Lines of data
[BEGIN]
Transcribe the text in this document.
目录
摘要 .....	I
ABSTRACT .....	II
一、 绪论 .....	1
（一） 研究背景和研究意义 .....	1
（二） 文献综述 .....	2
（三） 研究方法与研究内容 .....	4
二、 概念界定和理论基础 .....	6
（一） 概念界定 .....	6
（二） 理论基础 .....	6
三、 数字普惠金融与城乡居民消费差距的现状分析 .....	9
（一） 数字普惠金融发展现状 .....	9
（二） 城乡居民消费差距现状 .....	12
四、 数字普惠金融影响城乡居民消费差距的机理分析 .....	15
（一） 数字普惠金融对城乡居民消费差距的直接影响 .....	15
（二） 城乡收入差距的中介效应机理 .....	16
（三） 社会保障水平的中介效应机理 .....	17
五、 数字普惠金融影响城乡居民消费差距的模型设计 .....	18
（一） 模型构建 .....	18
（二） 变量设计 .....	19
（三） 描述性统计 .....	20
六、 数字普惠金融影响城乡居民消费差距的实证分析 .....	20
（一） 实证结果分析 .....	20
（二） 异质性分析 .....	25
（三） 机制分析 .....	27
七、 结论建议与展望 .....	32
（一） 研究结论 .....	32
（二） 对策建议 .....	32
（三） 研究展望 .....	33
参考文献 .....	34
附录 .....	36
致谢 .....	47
[END]
[BEGIN]
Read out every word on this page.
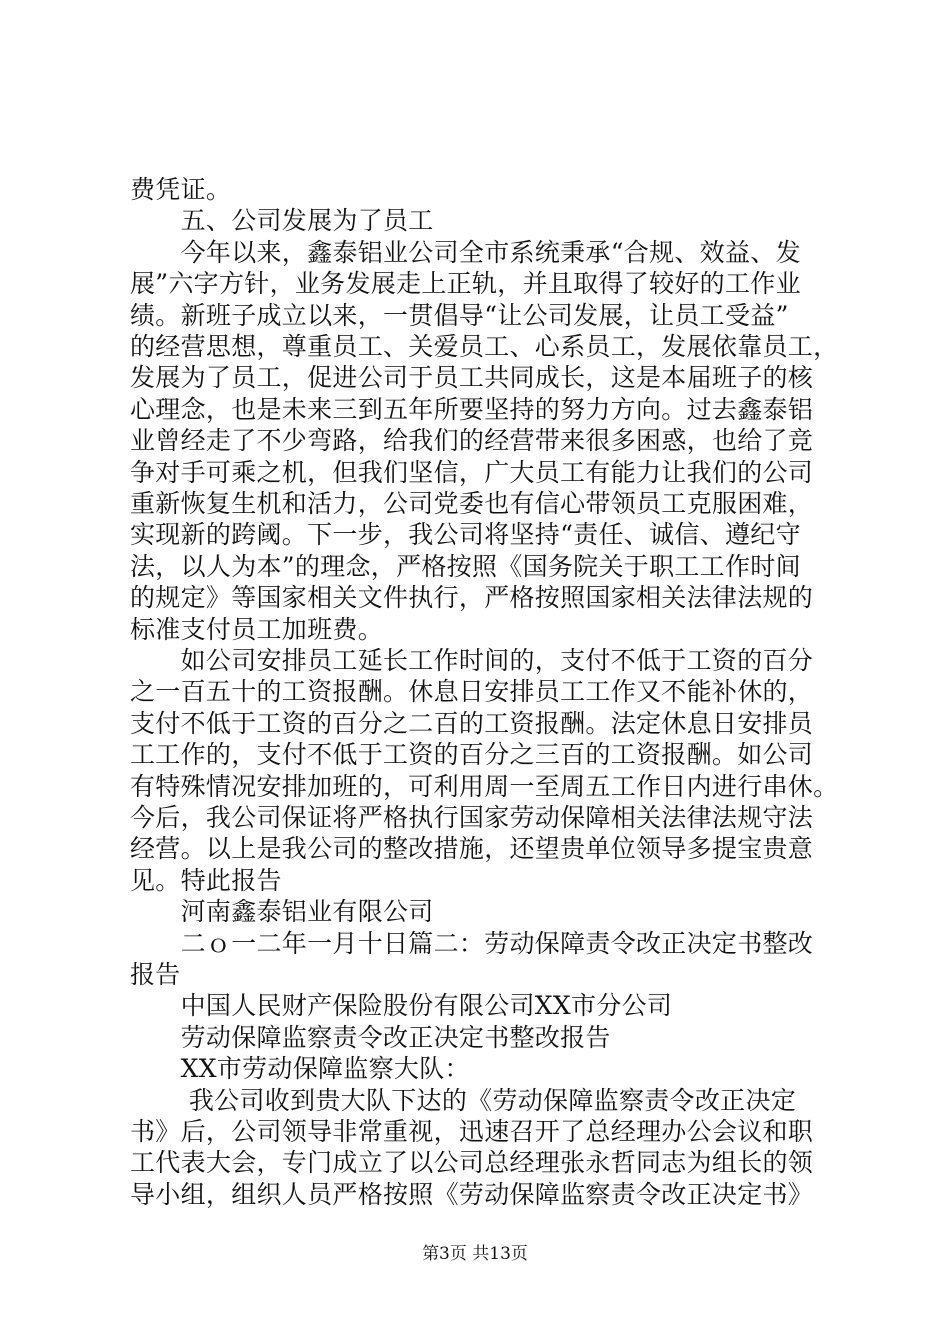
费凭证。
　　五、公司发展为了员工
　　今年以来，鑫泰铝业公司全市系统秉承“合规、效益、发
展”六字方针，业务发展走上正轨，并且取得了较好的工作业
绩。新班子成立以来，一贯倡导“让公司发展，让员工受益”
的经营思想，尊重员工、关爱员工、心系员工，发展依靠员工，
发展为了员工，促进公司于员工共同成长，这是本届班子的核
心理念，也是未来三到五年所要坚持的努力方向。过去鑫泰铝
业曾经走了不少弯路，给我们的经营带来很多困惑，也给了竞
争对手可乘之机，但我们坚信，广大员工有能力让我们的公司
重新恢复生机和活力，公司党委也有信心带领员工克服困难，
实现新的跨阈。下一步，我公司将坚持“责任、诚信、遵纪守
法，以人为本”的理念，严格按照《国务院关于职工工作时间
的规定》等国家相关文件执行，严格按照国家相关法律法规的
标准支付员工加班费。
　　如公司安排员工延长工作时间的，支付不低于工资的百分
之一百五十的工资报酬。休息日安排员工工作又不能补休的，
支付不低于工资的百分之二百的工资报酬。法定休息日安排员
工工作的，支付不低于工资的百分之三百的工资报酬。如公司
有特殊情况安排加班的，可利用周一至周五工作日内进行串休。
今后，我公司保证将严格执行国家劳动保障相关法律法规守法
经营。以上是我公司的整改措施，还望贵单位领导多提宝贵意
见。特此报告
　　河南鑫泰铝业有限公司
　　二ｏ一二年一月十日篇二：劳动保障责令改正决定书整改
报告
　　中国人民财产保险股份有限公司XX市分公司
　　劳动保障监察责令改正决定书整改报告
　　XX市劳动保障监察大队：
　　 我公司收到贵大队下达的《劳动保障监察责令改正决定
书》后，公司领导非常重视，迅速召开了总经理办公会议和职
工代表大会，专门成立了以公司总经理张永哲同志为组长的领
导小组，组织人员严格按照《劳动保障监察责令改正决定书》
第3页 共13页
[END]
• Exercise requirements
What is the number of lines in the listing that contain the string "this"? Reply with that number alone.

• Correct answer
2